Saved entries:
___

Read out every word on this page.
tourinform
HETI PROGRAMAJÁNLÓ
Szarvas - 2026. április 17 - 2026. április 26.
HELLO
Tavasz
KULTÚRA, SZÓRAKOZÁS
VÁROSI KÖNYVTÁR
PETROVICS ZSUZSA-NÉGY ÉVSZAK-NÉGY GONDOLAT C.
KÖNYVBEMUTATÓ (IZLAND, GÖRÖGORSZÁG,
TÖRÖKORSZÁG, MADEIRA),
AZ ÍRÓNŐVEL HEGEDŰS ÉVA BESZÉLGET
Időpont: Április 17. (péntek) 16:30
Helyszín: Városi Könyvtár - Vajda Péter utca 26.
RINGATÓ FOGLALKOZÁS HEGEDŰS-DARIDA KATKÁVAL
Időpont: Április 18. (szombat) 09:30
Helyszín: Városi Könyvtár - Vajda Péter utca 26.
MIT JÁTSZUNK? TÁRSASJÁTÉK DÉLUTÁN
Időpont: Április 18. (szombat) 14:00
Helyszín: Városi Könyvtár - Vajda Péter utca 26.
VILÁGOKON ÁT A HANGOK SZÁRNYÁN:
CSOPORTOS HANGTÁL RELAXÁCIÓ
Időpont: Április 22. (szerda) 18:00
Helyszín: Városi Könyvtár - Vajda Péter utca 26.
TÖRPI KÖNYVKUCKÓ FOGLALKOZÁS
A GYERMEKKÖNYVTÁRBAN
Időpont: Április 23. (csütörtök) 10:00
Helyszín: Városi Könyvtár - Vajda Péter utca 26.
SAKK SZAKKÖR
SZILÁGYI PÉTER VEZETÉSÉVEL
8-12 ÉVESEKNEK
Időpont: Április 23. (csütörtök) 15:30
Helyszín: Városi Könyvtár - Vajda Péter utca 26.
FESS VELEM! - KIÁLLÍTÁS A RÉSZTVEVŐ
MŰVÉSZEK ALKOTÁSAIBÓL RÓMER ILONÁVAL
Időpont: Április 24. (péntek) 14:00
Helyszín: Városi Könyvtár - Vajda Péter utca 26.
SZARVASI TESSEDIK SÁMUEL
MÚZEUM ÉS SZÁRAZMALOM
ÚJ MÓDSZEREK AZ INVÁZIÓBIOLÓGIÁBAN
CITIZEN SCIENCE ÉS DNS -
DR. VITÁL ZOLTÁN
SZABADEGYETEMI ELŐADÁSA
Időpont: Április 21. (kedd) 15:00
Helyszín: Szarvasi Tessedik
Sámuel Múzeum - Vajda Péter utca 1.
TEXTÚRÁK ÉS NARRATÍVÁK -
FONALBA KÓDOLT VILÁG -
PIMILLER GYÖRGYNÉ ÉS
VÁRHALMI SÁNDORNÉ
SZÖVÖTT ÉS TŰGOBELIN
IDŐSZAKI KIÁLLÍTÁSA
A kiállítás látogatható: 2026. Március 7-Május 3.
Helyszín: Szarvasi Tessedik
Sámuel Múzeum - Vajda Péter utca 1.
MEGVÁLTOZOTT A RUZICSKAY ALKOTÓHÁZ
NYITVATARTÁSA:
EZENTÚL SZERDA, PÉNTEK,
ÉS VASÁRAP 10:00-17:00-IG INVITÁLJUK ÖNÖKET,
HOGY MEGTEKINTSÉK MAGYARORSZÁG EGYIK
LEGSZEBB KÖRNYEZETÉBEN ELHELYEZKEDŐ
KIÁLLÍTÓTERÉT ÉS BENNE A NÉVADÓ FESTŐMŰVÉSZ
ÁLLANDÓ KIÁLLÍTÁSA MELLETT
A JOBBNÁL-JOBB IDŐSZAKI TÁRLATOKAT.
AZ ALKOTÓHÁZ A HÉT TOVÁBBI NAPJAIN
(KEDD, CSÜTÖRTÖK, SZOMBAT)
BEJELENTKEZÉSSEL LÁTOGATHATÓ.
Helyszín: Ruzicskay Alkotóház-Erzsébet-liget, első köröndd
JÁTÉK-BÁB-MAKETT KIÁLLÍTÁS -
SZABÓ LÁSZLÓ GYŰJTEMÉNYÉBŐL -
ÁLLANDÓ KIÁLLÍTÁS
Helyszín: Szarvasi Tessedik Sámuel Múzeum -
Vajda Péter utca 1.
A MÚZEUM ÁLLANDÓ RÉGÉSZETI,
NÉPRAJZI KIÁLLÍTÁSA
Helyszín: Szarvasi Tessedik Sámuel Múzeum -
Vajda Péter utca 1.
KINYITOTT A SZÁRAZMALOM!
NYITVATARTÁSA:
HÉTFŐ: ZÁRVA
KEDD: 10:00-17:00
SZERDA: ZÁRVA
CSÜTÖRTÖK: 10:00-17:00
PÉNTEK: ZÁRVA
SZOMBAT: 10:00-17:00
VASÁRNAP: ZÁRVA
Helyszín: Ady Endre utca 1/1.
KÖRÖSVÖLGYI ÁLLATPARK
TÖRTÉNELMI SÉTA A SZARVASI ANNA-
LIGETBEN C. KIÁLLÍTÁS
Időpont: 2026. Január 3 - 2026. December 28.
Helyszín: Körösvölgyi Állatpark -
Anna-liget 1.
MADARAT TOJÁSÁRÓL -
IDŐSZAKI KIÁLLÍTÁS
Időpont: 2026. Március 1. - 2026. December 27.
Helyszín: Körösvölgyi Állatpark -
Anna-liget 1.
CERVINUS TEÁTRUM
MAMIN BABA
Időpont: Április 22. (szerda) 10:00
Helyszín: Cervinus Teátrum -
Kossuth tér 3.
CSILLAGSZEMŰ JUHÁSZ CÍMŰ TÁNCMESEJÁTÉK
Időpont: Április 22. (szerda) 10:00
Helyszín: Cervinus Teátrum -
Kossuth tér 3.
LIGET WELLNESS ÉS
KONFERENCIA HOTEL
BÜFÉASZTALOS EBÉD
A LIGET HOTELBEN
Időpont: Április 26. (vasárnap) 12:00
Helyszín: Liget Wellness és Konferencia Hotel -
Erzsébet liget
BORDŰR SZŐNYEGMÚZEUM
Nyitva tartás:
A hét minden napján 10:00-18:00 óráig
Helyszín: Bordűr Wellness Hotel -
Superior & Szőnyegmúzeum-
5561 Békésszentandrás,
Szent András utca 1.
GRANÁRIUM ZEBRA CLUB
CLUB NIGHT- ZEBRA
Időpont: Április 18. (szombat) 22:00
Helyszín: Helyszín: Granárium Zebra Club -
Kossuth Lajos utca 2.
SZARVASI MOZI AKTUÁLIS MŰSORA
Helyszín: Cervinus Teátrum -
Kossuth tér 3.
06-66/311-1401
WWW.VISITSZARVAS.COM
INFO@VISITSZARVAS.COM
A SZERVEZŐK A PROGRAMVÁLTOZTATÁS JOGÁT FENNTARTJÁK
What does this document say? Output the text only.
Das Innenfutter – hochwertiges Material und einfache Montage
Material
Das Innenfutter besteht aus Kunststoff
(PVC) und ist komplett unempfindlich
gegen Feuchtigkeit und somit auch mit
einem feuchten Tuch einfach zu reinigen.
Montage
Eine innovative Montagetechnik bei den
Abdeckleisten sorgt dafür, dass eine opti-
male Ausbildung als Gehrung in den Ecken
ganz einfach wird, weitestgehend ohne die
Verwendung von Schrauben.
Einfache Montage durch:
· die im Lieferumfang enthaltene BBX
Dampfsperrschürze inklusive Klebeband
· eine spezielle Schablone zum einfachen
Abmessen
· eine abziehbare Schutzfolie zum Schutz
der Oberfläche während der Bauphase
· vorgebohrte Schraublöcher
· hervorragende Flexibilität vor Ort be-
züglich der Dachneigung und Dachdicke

___

*Directions:*
Take the data above and return it exactly.

*Output of the task:*
Read out every word on this page.
tourinform
HETI PROGRAMAJÁNLÓ
Szarvas - 2026. április 17 - 2026. április 26.
HELLO
Tavasz
KULTÚRA, SZÓRAKOZÁS
VÁROSI KÖNYVTÁR
PETROVICS ZSUZSA-NÉGY ÉVSZAK-NÉGY GONDOLAT C.
KÖNYVBEMUTATÓ (IZLAND, GÖRÖGORSZÁG,
TÖRÖKORSZÁG, MADEIRA),
AZ ÍRÓNŐVEL HEGEDŰS ÉVA BESZÉLGET
Időpont: Április 17. (péntek) 16:30
Helyszín: Városi Könyvtár - Vajda Péter utca 26.
RINGATÓ FOGLALKOZÁS HEGEDŰS-DARIDA KATKÁVAL
Időpont: Április 18. (szombat) 09:30
Helyszín: Városi Könyvtár - Vajda Péter utca 26.
MIT JÁTSZUNK? TÁRSASJÁTÉK DÉLUTÁN
Időpont: Április 18. (szombat) 14:00
Helyszín: Városi Könyvtár - Vajda Péter utca 26.
VILÁGOKON ÁT A HANGOK SZÁRNYÁN:
CSOPORTOS HANGTÁL RELAXÁCIÓ
Időpont: Április 22. (szerda) 18:00
Helyszín: Városi Könyvtár - Vajda Péter utca 26.
TÖRPI KÖNYVKUCKÓ FOGLALKOZÁS
A GYERMEKKÖNYVTÁRBAN
Időpont: Április 23. (csütörtök) 10:00
Helyszín: Városi Könyvtár - Vajda Péter utca 26.
SAKK SZAKKÖR
SZILÁGYI PÉTER VEZETÉSÉVEL
8-12 ÉVESEKNEK
Időpont: Április 23. (csütörtök) 15:30
Helyszín: Városi Könyvtár - Vajda Péter utca 26.
FESS VELEM! - KIÁLLÍTÁS A RÉSZTVEVŐ
MŰVÉSZEK ALKOTÁSAIBÓL RÓMER ILONÁVAL
Időpont: Április 24. (péntek) 14:00
Helyszín: Városi Könyvtár - Vajda Péter utca 26.
SZARVASI TESSEDIK SÁMUEL
MÚZEUM ÉS SZÁRAZMALOM
ÚJ MÓDSZEREK AZ INVÁZIÓBIOLÓGIÁBAN
CITIZEN SCIENCE ÉS DNS -
DR. VITÁL ZOLTÁN
SZABADEGYETEMI ELŐADÁSA
Időpont: Április 21. (kedd) 15:00
Helyszín: Szarvasi Tessedik
Sámuel Múzeum - Vajda Péter utca 1.
TEXTÚRÁK ÉS NARRATÍVÁK -
FONALBA KÓDOLT VILÁG -
PIMILLER GYÖRGYNÉ ÉS
VÁRHALMI SÁNDORNÉ
SZÖVÖTT ÉS TŰGOBELIN
IDŐSZAKI KIÁLLÍTÁSA
A kiállítás látogatható: 2026. Március 7-Május 3.
Helyszín: Szarvasi Tessedik
Sámuel Múzeum - Vajda Péter utca 1.
MEGVÁLTOZOTT A RUZICSKAY ALKOTÓHÁZ
NYITVATARTÁSA:
EZENTÚL SZERDA, PÉNTEK,
ÉS VASÁRAP 10:00-17:00-IG INVITÁLJUK ÖNÖKET,
HOGY MEGTEKINTSÉK MAGYARORSZÁG EGYIK
LEGSZEBB KÖRNYEZETÉBEN ELHELYEZKEDŐ
KIÁLLÍTÓTERÉT ÉS BENNE A NÉVADÓ FESTŐMŰVÉSZ
ÁLLANDÓ KIÁLLÍTÁSA MELLETT
A JOBBNÁL-JOBB IDŐSZAKI TÁRLATOKAT.
AZ ALKOTÓHÁZ A HÉT TOVÁBBI NAPJAIN
(KEDD, CSÜTÖRTÖK, SZOMBAT)
BEJELENTKEZÉSSEL LÁTOGATHATÓ.
Helyszín: Ruzicskay Alkotóház-Erzsébet-liget, első köröndd
JÁTÉK-BÁB-MAKETT KIÁLLÍTÁS -
SZABÓ LÁSZLÓ GYŰJTEMÉNYÉBŐL -
ÁLLANDÓ KIÁLLÍTÁS
Helyszín: Szarvasi Tessedik Sámuel Múzeum -
Vajda Péter utca 1.
A MÚZEUM ÁLLANDÓ RÉGÉSZETI,
NÉPRAJZI KIÁLLÍTÁSA
Helyszín: Szarvasi Tessedik Sámuel Múzeum -
Vajda Péter utca 1.
KINYITOTT A SZÁRAZMALOM!
NYITVATARTÁSA:
HÉTFŐ: ZÁRVA
KEDD: 10:00-17:00
SZERDA: ZÁRVA
CSÜTÖRTÖK: 10:00-17:00
PÉNTEK: ZÁRVA
SZOMBAT: 10:00-17:00
VASÁRNAP: ZÁRVA
Helyszín: Ady Endre utca 1/1.
KÖRÖSVÖLGYI ÁLLATPARK
TÖRTÉNELMI SÉTA A SZARVASI ANNA-
LIGETBEN C. KIÁLLÍTÁS
Időpont: 2026. Január 3 - 2026. December 28.
Helyszín: Körösvölgyi Állatpark -
Anna-liget 1.
MADARAT TOJÁSÁRÓL -
IDŐSZAKI KIÁLLÍTÁS
Időpont: 2026. Március 1. - 2026. December 27.
Helyszín: Körösvölgyi Állatpark -
Anna-liget 1.
CERVINUS TEÁTRUM
MAMIN BABA
Időpont: Április 22. (szerda) 10:00
Helyszín: Cervinus Teátrum -
Kossuth tér 3.
CSILLAGSZEMŰ JUHÁSZ CÍMŰ TÁNCMESEJÁTÉK
Időpont: Április 22. (szerda) 10:00
Helyszín: Cervinus Teátrum -
Kossuth tér 3.
LIGET WELLNESS ÉS
KONFERENCIA HOTEL
BÜFÉASZTALOS EBÉD
A LIGET HOTELBEN
Időpont: Április 26. (vasárnap) 12:00
Helyszín: Liget Wellness és Konferencia Hotel -
Erzsébet liget
BORDŰR SZŐNYEGMÚZEUM
Nyitva tartás:
A hét minden napján 10:00-18:00 óráig
Helyszín: Bordűr Wellness Hotel -
Superior & Szőnyegmúzeum-
5561 Békésszentandrás,
Szent András utca 1.
GRANÁRIUM ZEBRA CLUB
CLUB NIGHT- ZEBRA
Időpont: Április 18. (szombat) 22:00
Helyszín: Helyszín: Granárium Zebra Club -
Kossuth Lajos utca 2.
SZARVASI MOZI AKTUÁLIS MŰSORA
Helyszín: Cervinus Teátrum -
Kossuth tér 3.
06-66/311-1401
WWW.VISITSZARVAS.COM
INFO@VISITSZARVAS.COM
A SZERVEZŐK A PROGRAMVÁLTOZTATÁS JOGÁT FENNTARTJÁK
What does this document say? Output the text only.
Das Innenfutter – hochwertiges Material und einfache Montage
Material
Das Innenfutter besteht aus Kunststoff
(PVC) und ist komplett unempfindlich
gegen Feuchtigkeit und somit auch mit
einem feuchten Tuch einfach zu reinigen.
Montage
Eine innovative Montagetechnik bei den
Abdeckleisten sorgt dafür, dass eine opti-
male Ausbildung als Gehrung in den Ecken
ganz einfach wird, weitestgehend ohne die
Verwendung von Schrauben.
Einfache Montage durch:
· die im Lieferumfang enthaltene BBX
Dampfsperrschürze inklusive Klebeband
· eine spezielle Schablone zum einfachen
Abmessen
· eine abziehbare Schutzfolie zum Schutz
der Oberfläche während der Bauphase
· vorgebohrte Schraublöcher
· hervorragende Flexibilität vor Ort be-
züglich der Dachneigung und Dachdicke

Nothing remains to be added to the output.